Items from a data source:
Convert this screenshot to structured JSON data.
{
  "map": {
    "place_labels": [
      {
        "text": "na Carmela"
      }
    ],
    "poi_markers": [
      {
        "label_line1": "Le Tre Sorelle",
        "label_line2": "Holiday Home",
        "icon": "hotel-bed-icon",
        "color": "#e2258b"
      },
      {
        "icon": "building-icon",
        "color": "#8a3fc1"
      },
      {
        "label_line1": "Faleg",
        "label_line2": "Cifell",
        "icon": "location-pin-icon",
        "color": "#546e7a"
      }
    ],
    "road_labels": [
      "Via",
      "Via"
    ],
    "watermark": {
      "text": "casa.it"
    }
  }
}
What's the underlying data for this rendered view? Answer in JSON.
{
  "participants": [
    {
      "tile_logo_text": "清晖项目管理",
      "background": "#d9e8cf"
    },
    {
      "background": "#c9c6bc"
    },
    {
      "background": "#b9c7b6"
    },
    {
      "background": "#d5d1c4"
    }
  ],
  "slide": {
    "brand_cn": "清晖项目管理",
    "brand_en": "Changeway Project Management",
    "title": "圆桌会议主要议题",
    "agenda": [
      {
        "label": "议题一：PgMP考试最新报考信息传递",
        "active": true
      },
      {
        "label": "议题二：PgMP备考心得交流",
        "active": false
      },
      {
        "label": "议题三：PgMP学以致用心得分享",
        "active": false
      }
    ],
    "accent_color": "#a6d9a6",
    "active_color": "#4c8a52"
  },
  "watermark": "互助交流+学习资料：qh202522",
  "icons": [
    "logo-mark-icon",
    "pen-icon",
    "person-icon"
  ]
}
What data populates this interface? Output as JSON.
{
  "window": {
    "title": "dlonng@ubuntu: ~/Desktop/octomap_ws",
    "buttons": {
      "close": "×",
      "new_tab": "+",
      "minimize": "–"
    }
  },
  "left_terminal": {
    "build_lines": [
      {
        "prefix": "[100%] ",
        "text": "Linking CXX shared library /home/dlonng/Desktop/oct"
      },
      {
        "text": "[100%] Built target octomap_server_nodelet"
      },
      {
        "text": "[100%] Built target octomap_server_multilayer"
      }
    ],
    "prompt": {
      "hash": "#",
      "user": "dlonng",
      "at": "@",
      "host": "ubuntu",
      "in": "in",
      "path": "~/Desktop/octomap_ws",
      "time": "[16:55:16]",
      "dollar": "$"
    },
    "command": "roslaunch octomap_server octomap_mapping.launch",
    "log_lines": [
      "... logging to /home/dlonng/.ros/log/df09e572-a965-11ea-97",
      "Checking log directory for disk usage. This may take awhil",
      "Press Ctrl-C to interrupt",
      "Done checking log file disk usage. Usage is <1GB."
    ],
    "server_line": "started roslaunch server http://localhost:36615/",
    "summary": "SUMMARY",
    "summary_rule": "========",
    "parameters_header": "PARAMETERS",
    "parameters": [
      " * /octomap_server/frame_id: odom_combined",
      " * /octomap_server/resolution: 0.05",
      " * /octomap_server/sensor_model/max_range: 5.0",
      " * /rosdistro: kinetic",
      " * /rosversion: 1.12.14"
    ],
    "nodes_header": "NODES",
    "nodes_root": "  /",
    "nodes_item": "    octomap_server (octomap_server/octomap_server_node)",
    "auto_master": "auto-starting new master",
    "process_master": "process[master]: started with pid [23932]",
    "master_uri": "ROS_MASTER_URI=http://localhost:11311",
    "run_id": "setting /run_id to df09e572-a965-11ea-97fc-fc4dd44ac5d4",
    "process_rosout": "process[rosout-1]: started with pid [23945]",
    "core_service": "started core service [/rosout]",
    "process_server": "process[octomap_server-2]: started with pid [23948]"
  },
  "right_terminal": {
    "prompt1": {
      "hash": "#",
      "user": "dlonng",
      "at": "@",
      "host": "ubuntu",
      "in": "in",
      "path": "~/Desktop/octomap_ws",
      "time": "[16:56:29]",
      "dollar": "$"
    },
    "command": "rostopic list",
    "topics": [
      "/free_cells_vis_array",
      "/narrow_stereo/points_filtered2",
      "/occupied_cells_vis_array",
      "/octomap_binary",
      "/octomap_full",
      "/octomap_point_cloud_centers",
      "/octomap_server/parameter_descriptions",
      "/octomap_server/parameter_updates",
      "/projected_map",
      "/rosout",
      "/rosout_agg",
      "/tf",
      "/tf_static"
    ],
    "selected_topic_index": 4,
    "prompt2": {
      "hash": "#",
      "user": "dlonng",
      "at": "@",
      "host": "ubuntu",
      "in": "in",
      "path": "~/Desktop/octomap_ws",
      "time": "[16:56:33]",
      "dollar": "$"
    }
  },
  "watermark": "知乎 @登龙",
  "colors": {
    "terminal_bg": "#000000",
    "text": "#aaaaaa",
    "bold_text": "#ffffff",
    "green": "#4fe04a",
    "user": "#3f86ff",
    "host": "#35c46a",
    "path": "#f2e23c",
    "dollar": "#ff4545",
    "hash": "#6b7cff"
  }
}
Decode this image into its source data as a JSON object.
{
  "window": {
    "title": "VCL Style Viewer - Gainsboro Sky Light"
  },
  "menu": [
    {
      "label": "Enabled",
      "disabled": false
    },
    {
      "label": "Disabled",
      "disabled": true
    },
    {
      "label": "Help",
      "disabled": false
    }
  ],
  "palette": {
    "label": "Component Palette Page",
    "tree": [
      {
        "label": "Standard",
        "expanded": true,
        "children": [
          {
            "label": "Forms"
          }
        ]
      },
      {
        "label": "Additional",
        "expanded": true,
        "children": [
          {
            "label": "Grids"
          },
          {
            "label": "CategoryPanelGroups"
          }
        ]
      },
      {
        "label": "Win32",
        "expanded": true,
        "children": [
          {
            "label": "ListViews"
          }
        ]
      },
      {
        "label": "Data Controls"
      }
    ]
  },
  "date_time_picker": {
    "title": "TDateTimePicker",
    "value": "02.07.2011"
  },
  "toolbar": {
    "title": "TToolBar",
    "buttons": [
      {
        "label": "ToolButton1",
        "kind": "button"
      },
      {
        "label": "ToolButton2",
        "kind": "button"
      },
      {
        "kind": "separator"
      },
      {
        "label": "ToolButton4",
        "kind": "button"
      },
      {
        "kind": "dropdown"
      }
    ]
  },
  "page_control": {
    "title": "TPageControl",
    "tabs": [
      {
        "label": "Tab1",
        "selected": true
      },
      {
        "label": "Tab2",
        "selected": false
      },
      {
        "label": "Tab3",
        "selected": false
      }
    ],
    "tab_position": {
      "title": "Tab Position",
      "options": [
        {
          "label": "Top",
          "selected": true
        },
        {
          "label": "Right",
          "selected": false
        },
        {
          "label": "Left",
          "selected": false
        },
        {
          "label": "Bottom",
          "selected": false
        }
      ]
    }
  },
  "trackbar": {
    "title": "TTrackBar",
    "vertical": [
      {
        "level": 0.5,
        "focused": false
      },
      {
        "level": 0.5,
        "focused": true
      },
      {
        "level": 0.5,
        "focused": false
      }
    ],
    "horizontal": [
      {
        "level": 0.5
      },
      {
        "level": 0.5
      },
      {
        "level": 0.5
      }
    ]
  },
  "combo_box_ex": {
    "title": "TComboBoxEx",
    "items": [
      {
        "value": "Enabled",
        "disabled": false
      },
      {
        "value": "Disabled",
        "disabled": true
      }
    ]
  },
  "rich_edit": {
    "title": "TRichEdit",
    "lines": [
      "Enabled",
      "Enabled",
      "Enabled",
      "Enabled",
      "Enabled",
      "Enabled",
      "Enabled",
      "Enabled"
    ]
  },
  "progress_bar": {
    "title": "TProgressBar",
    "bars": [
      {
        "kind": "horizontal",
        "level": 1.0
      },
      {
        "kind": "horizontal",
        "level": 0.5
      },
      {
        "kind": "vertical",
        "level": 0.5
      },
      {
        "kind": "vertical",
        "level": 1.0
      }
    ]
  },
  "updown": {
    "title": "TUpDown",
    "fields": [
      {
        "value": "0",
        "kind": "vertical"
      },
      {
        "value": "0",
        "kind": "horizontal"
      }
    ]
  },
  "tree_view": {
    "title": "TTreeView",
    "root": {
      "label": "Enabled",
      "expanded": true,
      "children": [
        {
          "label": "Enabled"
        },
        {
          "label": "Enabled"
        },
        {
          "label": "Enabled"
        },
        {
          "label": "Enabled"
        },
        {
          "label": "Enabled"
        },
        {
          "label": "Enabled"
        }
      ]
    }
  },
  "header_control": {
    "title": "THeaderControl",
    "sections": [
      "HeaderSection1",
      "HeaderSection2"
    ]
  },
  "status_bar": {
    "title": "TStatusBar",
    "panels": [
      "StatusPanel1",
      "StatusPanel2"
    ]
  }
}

▸ **TASK TO COMPLETE**: Locate all lines holding the word "What", then copy them out.

▸ **OUTPUT FOR THIS EXERCISE**:
What's the underlying data for this rendered view? Answer in JSON.
What data populates this interface? Output as JSON.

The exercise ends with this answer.